SUPPLIED ENTRIES:
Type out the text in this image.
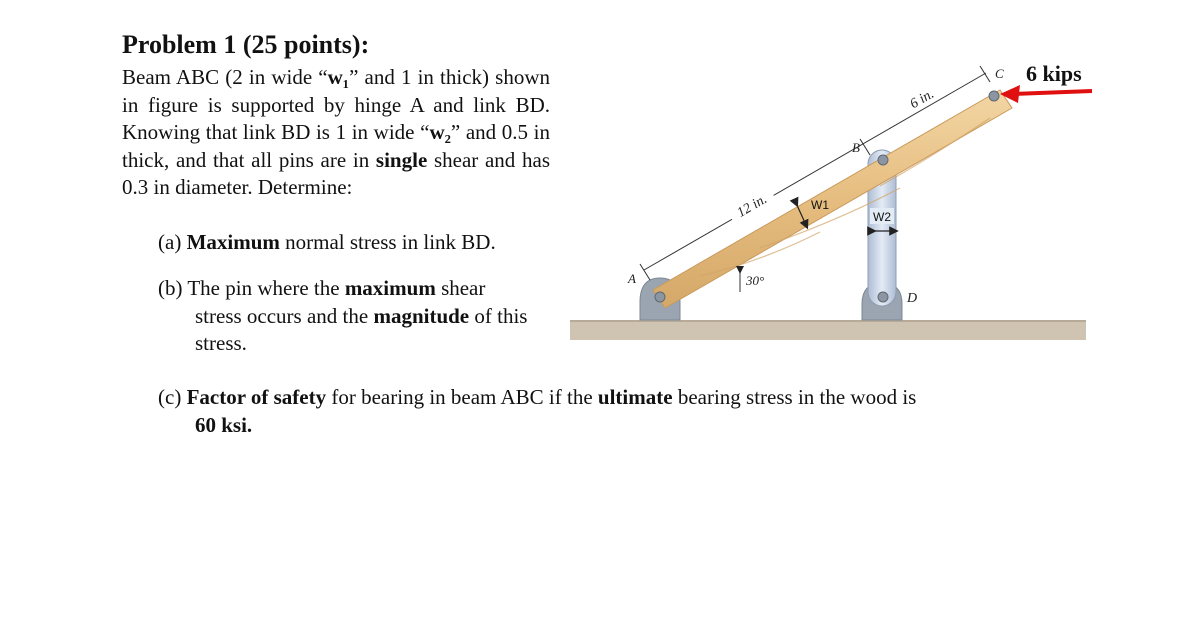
Problem 1 (25 points):

Beam ABC (2 in wide “w₁” and 1 in thick) shown in figure is supported by hinge A and link BD. Knowing that link BD is 1 in wide “w₂” and 0.5 in thick, and that all pins are in single shear and has 0.3 in diameter. Determine:

(a) Maximum normal stress in link BD.

(b) The pin where the maximum shear
stress occurs and the magnitude of this stress.

(c) Factor of safety for bearing in beam ABC if the ultimate bearing stress in the wood is
60 ksi.

12 in.
6 in.
A
B
C
D
30°
W1
W2
6 kips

EXERCISE DIRECTIONS: Transcribe all of the records above character for character. Exclude the pictures.

ANSWER IN FULL:
Type out the text in this image.
Problem 1 (25 points):

Beam ABC (2 in wide “w₁” and 1 in thick) shown in figure is supported by hinge A and link BD. Knowing that link BD is 1 in wide “w₂” and 0.5 in thick, and that all pins are in single shear and has 0.3 in diameter. Determine:

(a) Maximum normal stress in link BD.

(b) The pin where the maximum shear
stress occurs and the magnitude of this stress.

(c) Factor of safety for bearing in beam ABC if the ultimate bearing stress in the wood is
60 ksi.

12 in.
6 in.
A
B
C
D
30°
W1
W2
6 kips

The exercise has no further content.